### [Goal of the exercise]
Find the lines of data that contain the string "dieser", then list them.

Data records:
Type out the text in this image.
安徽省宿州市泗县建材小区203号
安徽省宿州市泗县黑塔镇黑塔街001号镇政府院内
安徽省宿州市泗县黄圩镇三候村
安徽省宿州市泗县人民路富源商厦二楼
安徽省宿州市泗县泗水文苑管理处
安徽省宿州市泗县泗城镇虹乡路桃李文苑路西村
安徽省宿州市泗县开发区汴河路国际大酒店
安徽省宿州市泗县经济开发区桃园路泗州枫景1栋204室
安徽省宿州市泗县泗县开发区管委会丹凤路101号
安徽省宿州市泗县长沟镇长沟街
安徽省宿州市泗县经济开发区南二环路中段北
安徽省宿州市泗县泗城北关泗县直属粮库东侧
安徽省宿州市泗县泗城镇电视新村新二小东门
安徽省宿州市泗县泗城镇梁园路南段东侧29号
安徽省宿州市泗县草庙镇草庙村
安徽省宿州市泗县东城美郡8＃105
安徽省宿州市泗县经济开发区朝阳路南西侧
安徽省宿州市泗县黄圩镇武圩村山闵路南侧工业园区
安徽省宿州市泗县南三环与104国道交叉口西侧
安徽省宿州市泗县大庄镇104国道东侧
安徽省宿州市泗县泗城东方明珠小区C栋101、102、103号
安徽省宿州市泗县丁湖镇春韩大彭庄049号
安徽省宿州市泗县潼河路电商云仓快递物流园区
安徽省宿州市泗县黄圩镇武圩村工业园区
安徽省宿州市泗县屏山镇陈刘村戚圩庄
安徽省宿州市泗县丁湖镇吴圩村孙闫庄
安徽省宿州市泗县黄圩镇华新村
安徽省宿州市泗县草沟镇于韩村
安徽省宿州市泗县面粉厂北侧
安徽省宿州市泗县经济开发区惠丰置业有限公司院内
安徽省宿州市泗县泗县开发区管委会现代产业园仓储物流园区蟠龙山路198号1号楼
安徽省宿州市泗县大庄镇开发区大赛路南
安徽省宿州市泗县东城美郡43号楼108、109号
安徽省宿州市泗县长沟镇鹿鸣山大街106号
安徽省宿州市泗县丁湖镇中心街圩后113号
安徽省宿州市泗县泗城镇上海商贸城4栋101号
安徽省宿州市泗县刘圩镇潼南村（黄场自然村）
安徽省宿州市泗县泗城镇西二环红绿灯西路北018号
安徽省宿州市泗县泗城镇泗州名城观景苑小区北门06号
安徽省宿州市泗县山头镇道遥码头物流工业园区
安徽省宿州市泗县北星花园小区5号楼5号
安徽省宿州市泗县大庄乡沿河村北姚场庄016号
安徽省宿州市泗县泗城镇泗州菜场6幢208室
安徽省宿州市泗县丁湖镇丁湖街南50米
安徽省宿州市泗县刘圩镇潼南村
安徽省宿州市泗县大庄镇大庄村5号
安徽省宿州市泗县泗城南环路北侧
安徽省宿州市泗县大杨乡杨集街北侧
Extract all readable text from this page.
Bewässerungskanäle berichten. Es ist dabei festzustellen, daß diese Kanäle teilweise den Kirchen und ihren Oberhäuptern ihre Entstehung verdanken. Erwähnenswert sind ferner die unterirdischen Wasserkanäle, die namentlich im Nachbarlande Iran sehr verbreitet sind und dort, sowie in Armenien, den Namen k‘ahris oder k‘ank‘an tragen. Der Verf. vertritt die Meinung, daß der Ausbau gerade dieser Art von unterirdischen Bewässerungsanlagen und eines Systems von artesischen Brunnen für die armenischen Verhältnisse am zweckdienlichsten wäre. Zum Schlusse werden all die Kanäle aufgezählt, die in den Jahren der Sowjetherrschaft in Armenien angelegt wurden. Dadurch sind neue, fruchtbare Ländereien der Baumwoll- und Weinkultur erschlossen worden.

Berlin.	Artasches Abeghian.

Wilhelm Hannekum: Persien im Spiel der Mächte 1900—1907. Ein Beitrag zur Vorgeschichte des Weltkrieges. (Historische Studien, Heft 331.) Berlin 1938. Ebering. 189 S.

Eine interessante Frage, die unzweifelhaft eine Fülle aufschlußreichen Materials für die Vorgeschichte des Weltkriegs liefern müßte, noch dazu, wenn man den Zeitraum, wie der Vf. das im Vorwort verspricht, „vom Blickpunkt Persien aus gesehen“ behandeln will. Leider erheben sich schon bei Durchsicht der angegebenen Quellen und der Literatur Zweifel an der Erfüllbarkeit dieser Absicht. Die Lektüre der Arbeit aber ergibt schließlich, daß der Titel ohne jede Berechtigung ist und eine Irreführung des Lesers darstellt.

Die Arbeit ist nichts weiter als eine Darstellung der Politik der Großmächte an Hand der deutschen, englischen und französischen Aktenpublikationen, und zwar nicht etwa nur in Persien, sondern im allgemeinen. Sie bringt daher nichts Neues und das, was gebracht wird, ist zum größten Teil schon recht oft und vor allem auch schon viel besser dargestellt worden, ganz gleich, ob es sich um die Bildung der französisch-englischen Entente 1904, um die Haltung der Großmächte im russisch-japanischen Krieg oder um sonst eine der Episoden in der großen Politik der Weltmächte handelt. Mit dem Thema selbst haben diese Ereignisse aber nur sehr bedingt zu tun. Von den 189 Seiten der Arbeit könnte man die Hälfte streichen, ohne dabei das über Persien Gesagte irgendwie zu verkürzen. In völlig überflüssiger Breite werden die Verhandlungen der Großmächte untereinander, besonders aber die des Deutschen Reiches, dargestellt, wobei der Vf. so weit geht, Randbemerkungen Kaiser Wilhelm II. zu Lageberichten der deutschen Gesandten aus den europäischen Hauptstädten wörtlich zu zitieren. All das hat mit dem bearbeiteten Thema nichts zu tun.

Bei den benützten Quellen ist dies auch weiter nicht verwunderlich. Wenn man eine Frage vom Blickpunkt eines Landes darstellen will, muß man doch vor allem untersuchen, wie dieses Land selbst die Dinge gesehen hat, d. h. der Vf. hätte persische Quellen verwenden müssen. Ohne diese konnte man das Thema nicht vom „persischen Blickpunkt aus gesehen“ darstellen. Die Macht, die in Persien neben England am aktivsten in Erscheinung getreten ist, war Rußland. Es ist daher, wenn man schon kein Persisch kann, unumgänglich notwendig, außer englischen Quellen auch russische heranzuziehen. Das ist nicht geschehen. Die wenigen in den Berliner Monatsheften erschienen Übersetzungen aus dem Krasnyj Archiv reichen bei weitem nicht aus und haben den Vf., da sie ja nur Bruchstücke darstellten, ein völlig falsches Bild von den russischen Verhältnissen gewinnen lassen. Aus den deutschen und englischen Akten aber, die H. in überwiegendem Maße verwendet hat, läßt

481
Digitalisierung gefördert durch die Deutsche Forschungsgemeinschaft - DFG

### [Exercise result]
Bewässerungskanäle berichten. Es ist dabei festzustellen, daß diese Kanäle teilweise den Kirchen und ihren Oberhäuptern ihre Entstehung verdanken. Erwähnenswert sind ferner die unterirdischen Wasserkanäle, die namentlich im Nachbarlande Iran sehr verbreitet sind und dort, sowie in Armenien, den Namen k‘ahris oder k‘ank‘an tragen. Der Verf. vertritt die Meinung, daß der Ausbau gerade dieser Art von unterirdischen Bewässerungsanlagen und eines Systems von artesischen Brunnen für die armenischen Verhältnisse am zweckdienlichsten wäre. Zum Schlusse werden all die Kanäle aufgezählt, die in den Jahren der Sowjetherrschaft in Armenien angelegt wurden. Dadurch sind neue, fruchtbare Ländereien der Baumwoll- und Weinkultur erschlossen worden.
Eine interessante Frage, die unzweifelhaft eine Fülle aufschlußreichen Materials für die Vorgeschichte des Weltkriegs liefern müßte, noch dazu, wenn man den Zeitraum, wie der Vf. das im Vorwort verspricht, „vom Blickpunkt Persien aus gesehen“ behandeln will. Leider erheben sich schon bei Durchsicht der angegebenen Quellen und der Literatur Zweifel an der Erfüllbarkeit dieser Absicht. Die Lektüre der Arbeit aber ergibt schließlich, daß der Titel ohne jede Berechtigung ist und eine Irreführung des Lesers darstellt.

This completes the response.